» TASK OBJECTIVE:
Look through the material below and count the lines with the string "оплаты". Report only the count.

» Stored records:

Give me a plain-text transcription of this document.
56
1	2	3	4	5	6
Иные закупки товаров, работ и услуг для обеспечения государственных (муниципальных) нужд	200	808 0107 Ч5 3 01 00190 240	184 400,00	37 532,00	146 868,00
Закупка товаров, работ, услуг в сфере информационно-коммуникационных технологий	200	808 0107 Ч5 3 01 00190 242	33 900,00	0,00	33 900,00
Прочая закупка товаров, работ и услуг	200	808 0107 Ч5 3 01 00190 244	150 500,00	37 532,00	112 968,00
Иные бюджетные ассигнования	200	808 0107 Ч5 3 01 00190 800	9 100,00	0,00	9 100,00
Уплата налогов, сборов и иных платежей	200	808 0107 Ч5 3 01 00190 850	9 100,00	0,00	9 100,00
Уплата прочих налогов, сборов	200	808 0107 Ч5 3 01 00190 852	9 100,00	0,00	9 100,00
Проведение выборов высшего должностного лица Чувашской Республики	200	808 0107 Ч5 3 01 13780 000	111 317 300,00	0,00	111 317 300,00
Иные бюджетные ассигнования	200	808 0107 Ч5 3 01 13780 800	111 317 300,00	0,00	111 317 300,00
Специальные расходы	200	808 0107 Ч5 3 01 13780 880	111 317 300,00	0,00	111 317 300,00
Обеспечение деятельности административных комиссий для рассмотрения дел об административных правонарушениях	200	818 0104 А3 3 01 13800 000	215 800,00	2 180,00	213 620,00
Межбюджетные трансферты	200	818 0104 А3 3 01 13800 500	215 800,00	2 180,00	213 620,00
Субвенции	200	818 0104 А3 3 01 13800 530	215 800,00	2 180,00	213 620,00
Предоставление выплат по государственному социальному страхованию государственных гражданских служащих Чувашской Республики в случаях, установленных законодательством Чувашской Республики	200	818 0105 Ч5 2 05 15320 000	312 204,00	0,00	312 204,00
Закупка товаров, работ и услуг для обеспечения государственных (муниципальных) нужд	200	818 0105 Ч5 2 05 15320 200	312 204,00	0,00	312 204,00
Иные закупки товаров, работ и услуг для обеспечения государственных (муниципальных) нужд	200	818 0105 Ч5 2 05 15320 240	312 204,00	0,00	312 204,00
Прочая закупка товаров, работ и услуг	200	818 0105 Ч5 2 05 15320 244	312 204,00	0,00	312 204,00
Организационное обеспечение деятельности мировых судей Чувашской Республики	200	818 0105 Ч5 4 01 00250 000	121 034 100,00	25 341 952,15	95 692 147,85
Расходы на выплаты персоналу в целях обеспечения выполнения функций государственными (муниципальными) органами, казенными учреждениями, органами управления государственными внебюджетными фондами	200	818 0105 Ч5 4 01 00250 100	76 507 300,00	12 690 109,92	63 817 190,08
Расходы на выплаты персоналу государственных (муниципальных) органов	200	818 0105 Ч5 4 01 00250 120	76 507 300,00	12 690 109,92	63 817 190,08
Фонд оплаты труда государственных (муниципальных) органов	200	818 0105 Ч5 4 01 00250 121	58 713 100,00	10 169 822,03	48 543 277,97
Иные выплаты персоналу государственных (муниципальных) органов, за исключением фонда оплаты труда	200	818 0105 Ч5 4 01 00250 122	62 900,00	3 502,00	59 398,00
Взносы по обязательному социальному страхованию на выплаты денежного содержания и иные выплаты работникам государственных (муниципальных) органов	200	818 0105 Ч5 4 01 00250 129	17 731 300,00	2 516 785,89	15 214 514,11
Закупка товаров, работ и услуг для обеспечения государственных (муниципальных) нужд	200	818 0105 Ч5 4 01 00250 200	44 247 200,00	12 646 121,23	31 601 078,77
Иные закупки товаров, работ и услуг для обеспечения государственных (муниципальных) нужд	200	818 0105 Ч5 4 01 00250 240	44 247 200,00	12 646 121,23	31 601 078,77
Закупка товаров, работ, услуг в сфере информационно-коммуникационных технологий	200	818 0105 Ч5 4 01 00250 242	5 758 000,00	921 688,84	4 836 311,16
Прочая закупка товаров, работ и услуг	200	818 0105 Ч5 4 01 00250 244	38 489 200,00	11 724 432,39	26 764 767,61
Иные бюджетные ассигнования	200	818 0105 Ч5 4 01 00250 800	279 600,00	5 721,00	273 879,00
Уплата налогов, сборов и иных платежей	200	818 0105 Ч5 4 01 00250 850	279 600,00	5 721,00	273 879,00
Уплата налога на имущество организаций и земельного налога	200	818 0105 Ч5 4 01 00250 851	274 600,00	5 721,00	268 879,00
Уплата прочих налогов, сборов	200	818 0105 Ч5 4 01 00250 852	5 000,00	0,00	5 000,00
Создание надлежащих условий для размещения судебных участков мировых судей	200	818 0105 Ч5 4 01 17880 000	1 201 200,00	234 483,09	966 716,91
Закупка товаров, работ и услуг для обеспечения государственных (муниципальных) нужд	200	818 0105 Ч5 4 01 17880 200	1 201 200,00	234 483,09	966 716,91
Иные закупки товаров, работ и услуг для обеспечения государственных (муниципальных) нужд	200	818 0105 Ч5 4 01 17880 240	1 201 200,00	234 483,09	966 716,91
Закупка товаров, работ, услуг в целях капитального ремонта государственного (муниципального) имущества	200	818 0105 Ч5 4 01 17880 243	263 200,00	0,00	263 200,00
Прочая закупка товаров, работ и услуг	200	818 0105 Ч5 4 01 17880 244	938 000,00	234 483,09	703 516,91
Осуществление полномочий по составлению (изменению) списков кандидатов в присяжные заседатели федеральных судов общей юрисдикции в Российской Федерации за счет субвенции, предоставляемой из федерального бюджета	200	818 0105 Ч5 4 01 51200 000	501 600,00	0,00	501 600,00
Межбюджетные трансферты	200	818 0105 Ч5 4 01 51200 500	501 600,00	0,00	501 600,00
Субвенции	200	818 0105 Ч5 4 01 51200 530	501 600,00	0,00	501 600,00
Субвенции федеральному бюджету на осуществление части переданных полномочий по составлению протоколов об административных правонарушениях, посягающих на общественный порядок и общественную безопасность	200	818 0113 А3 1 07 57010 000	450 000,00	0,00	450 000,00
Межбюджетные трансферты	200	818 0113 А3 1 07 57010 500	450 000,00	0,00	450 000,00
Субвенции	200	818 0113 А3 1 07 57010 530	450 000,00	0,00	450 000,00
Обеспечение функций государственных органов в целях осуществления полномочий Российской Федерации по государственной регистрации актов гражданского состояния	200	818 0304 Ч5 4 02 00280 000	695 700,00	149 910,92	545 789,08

» COMPLETE OUTPUT:
2